• **Source**
C’est évidemment impossible à vérifier maintenant qu’il est mort, mais le film joue avec cette idée. Alors qu’il suivait des entraînements régulièrement (6h par jour 4 mois avant le match), Riggs a tellement voulu faire le show avant le match qu’il a peu à peu passé plus de temps à faire de la publicité, par exemple pour ses "pilules miracles", qu’à se préparer sur le court. Il a sans doute exagéré sa "centaine de prises" pour la caméra, mais quand même…
Aurait-il parié contre lui-même et gagné encore plus d’argent que prévu en perdant ? C’est ce qui se murmurait à l’époque, et la rumeur a longtemps couru, si bien qu’elle ne pouvait pas ne pas être évoquée dans le film. King a cependant toujours dit qu’il jouait "pour gagner, qu’il en bavait" face à elle et qu’il "se donnait à fond pour obtenir chaque point."
La bataille féministe était au cœur du match
La guerre entre Billie Jean King, la fondatrice du magazine World Tennis Gladys Heldman (Sarah Silverman) et l’homme à la tête de la fédération sportive, Jack Kramer (Bill Pullman) a bien eu lieu, mais dès 1970, alors que l’action du film est condensée entre 1972 et 1973. La chronologie a été un peu simplifiée pour le film, mais sur le fond, tout est vrai : se voyant refuser une augmentation, les filles ont lancé leur propre championnat, quitte à concurrencer ouvertement leurs homologues masculins. Et l’histoire de la paye d’1 dollar symbolique s’est passée exactement comme ça, la photo de l’époque l’atteste bien.
Quelques différences notables
Billie Jean King et Bobby Riggs sont devenus amis. On sent dans le film qu’ils y avait un certain respect entre eux, et la championne semblait s’amuser des provocations de son adversaire, mais il n’est jamais dit clairement que dans la vie, les deux sportifs sont véritablement devenus amis. En 2013, King expliquait qu’ils étaient restés en contact après le match et qu’ils avaient pu se dire combien ils tenaient l’un à l’autre juste avant la mort de Riggs. "Je lui ai dit que je l’aimais, il m’a dit qu’il m’aimait. Je crois qu’il était fier de lui."
La relation entre Billie Jean King et Marilyn Barnett a mal fini. Ce n’est pas mentionné à l’écran, sans doute car King et sa compagne Ilana Kloss étaient consultantes sur le film, mais l’histoire d’amour entre les deux femmes a fini par un procès (et elle n’a pas commencé exactement comme dans le film début 1970 mais en 1972, alors que le tournoi international féminin était déjà bien engagé). En 1981, Barnett a porté plainte contre King, considérant qu’elle devait lui léguer une partie de ses biens. Elle a perdu, mais cela a forcé la championne à faire publiquement son coming out.

• **Données enregistrées**
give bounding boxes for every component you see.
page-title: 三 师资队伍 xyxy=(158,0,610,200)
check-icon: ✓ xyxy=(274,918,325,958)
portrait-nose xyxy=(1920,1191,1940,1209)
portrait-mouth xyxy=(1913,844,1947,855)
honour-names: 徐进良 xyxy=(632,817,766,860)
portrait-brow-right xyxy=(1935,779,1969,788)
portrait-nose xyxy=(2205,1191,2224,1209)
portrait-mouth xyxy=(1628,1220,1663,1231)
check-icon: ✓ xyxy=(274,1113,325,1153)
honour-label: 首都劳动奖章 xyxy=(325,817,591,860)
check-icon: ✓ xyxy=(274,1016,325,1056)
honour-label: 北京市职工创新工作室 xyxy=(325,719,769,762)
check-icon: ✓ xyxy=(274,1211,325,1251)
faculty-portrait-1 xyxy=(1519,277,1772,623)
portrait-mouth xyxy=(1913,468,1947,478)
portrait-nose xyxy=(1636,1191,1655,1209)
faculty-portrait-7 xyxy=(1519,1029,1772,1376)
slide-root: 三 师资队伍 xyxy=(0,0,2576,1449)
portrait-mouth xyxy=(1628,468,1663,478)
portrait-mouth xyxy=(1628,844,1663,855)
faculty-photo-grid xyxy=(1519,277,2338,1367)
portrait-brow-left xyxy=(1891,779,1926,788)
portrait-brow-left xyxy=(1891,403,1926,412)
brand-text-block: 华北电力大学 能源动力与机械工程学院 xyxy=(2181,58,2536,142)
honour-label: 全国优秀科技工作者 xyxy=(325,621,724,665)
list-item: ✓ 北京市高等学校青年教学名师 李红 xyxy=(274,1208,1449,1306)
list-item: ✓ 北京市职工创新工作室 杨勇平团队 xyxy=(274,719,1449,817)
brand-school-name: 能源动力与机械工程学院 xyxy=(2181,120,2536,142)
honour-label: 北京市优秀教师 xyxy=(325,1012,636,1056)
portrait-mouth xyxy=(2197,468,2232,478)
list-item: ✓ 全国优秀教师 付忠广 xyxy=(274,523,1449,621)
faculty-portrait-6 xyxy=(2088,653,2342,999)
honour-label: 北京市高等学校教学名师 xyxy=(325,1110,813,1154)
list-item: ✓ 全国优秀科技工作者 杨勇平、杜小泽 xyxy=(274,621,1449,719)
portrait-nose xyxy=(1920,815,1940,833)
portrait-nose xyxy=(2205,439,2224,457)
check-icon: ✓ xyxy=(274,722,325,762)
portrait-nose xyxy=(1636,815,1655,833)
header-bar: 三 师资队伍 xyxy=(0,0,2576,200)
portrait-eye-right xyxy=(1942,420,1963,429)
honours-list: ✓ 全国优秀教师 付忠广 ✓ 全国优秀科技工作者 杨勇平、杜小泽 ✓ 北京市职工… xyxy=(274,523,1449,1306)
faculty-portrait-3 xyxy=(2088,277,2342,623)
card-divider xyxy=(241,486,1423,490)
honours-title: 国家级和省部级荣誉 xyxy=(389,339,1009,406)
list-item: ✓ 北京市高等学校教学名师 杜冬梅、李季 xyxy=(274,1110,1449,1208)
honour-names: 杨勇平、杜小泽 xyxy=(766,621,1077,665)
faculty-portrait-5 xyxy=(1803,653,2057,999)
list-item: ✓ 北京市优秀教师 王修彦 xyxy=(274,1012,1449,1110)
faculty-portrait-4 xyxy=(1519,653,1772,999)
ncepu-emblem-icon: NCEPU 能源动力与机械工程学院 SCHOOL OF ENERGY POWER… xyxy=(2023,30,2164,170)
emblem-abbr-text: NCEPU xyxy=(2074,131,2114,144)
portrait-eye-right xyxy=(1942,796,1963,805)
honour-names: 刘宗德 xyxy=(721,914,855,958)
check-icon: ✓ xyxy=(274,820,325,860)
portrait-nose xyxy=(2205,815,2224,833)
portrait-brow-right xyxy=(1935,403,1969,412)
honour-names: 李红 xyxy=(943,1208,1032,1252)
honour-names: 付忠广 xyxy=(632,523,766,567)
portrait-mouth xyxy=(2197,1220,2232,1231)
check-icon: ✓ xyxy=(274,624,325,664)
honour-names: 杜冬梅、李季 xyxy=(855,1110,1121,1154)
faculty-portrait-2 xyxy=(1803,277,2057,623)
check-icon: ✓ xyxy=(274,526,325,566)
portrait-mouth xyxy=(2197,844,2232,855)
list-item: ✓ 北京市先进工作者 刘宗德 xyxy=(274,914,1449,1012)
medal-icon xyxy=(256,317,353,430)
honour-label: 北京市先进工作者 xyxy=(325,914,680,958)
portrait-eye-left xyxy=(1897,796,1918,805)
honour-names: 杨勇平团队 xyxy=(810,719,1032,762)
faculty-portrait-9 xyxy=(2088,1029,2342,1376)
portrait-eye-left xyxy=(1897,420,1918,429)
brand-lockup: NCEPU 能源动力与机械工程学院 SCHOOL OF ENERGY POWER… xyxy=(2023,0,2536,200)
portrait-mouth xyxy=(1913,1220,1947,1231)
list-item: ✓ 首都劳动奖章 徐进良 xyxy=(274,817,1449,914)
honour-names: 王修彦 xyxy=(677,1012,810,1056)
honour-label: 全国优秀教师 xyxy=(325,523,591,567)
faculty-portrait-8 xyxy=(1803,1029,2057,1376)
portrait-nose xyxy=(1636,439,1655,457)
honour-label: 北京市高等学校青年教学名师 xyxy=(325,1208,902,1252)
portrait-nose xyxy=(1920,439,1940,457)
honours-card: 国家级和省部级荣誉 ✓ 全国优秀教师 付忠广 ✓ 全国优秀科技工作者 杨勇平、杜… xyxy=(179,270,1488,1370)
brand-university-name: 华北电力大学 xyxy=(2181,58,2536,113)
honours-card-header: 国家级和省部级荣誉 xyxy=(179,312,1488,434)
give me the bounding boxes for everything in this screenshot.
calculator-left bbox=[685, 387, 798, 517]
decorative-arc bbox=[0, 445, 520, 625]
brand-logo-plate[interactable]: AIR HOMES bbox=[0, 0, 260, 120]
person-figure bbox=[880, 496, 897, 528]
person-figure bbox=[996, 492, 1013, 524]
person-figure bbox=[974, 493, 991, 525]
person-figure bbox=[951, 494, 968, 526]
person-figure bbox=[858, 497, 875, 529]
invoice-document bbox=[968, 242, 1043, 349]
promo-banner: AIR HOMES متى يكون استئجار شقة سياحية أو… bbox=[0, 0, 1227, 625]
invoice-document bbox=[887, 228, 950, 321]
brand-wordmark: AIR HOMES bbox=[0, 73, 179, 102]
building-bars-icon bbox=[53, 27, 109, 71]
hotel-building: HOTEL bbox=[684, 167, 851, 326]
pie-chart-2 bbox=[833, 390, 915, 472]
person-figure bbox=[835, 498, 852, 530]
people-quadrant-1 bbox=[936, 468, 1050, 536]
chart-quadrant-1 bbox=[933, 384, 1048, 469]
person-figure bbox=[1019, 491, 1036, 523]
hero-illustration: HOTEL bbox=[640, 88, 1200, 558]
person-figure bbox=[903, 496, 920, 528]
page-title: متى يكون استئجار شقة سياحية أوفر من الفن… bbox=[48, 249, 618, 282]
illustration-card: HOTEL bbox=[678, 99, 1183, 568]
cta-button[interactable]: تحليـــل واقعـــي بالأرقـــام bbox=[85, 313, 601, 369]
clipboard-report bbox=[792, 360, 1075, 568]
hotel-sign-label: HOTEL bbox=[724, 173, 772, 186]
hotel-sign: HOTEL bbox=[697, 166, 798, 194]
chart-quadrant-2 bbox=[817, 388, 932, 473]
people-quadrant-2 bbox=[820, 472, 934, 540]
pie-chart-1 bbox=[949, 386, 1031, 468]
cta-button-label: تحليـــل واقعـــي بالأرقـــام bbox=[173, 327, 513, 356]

• **À faire**
(a) Recopiez mot pour mot le passage de l'extrait sur Billie Jean King et Bobby Riggs allant de « La relation entre » jusqu'à « son coming out. » inclus.
(b) Dans l'extrait sur Billie Jean King et Bobby Riggs, en quelle année Marilyn Barnett a-t-elle porté plainte contre King ?
Les enregistrements proviennent d'une autre source.

• **Réponses**
(a)
La relation entre Billie Jean King et Marilyn Barnett a mal fini. Ce n’est pas mentionné à l’écran, sans doute car King et sa compagne Ilana Kloss étaient consultantes sur le film, mais l’histoire d’amour entre les deux femmes a fini par un procès (et elle n’a pas commencé exactement comme dans le film début 1970 mais en 1972, alors que le tournoi international féminin était déjà bien engagé). En 1981, Barnett a porté plainte contre King, considérant qu’elle devait lui léguer une partie de ses biens. Elle a perdu, mais cela a forcé la championne à faire publiquement son coming out.

(b) En 1981.